> **What you will do**
Pull out every line from the listing that has the word "измерить".

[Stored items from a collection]
=-=-=-=-=
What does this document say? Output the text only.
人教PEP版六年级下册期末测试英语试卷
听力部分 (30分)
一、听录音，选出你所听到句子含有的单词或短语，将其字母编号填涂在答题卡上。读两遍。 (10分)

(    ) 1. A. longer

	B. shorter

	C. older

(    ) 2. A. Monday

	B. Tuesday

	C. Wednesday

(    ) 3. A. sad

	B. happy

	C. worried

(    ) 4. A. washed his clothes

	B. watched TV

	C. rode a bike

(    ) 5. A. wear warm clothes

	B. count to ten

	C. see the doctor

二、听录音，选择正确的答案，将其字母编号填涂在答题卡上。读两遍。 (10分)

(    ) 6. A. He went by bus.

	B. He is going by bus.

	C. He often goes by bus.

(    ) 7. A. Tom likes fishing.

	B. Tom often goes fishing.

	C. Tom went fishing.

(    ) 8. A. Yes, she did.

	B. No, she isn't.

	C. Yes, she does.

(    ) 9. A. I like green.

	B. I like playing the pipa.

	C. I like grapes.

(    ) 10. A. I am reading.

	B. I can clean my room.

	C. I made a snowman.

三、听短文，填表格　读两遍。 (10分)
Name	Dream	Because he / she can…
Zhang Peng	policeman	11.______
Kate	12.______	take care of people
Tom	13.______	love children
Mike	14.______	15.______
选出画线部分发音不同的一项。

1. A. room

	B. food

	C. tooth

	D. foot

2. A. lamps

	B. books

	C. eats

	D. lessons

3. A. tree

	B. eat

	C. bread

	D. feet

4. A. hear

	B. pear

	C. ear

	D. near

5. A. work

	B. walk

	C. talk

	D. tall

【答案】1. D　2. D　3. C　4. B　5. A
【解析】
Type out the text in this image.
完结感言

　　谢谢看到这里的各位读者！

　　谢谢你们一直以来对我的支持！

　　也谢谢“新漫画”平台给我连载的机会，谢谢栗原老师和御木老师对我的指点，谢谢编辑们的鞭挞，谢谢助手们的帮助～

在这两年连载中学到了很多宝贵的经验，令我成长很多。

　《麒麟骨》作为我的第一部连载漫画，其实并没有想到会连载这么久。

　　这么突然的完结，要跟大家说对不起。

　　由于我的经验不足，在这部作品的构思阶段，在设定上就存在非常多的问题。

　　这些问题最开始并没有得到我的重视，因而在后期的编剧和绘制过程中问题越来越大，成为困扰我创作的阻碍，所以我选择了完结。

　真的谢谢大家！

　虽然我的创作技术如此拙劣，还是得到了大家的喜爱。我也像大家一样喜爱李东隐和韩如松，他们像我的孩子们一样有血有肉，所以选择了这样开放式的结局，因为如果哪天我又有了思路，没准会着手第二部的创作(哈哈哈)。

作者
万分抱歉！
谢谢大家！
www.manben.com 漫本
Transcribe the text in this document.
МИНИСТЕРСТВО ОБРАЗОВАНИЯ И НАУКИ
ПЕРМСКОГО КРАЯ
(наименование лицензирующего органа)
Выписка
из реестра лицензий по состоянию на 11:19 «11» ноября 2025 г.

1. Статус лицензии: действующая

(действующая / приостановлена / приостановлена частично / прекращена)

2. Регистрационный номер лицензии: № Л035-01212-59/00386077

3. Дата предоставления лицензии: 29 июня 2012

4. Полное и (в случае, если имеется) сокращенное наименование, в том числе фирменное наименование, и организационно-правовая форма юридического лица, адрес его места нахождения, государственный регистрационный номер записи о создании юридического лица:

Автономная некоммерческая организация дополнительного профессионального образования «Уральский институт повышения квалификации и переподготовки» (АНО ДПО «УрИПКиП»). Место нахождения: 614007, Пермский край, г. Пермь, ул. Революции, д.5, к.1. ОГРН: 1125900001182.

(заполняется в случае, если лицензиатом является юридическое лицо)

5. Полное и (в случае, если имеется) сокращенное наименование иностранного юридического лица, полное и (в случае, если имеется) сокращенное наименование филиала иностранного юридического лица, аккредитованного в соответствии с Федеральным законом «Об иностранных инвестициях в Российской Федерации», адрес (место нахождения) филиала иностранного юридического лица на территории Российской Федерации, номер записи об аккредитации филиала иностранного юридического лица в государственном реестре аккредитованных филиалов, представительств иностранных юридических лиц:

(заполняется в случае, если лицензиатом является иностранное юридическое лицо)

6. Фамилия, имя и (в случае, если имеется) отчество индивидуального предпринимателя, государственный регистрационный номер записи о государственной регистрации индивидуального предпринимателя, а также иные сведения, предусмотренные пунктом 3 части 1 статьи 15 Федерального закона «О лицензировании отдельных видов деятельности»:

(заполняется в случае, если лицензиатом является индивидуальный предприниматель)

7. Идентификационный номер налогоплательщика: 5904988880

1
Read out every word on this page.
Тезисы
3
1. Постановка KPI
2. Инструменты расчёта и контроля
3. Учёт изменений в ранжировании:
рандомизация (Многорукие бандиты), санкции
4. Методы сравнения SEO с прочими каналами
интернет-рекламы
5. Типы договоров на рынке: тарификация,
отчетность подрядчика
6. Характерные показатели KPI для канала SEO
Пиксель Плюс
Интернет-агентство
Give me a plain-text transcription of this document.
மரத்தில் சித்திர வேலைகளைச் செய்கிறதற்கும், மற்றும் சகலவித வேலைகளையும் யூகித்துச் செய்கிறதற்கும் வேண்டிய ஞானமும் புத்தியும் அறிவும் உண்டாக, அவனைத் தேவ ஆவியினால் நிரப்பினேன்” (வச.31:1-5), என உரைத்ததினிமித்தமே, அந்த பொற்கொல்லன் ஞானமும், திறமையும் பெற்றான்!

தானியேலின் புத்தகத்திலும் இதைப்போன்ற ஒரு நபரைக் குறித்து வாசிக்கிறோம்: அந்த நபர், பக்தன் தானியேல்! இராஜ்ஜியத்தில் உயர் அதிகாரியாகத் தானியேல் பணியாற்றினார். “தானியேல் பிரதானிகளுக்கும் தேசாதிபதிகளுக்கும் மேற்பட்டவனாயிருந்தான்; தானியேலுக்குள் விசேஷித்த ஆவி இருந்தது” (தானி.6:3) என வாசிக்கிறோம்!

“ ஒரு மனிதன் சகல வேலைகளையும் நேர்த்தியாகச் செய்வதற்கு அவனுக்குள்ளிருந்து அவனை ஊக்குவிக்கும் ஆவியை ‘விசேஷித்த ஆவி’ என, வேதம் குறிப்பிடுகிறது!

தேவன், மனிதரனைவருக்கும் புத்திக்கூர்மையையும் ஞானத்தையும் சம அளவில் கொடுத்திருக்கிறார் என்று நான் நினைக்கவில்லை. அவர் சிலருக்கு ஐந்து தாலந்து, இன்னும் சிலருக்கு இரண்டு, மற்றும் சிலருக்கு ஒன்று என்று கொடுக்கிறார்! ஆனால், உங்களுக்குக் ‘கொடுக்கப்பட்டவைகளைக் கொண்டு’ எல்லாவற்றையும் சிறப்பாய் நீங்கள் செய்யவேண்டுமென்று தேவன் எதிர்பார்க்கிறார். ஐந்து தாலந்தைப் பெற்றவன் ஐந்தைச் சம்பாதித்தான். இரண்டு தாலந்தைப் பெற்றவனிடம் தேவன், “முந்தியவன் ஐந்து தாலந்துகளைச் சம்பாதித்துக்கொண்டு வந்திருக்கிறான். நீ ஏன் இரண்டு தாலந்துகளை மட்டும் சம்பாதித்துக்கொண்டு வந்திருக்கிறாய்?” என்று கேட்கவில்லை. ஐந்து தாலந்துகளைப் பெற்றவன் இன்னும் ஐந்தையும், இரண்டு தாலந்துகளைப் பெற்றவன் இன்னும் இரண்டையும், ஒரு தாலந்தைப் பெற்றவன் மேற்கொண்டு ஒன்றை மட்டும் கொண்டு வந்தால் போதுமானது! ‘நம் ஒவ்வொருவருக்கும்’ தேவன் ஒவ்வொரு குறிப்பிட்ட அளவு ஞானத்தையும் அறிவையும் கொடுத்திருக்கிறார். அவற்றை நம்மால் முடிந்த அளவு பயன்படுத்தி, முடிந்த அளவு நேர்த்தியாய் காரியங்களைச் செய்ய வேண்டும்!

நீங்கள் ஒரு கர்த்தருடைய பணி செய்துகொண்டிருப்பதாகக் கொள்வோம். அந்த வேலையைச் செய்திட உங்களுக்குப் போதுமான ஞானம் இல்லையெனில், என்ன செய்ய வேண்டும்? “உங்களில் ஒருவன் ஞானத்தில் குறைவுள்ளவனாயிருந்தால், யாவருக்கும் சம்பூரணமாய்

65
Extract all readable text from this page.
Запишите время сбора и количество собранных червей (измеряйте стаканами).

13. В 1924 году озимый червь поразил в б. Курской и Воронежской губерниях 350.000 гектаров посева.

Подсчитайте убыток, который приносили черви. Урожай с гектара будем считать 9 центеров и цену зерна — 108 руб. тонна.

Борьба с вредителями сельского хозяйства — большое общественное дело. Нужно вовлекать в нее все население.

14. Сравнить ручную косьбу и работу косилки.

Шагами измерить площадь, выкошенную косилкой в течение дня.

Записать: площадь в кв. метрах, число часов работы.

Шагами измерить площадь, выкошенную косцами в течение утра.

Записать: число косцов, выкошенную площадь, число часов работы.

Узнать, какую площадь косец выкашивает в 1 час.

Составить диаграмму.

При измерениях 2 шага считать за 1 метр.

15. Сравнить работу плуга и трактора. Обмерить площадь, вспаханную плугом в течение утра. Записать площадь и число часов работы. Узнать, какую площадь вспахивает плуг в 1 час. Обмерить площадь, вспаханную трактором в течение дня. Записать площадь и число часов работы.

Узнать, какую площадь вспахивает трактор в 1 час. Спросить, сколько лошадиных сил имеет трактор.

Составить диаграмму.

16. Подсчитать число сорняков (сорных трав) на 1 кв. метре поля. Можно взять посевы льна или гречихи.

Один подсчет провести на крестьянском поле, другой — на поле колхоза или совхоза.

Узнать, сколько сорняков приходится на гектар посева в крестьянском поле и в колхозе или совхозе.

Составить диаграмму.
=-=-=-=-=
> **Complete answer**
Шагами измерить площадь, выкошенную косилкой в течение дня.
Шагами измерить площадь, выкошенную косцами в течение утра.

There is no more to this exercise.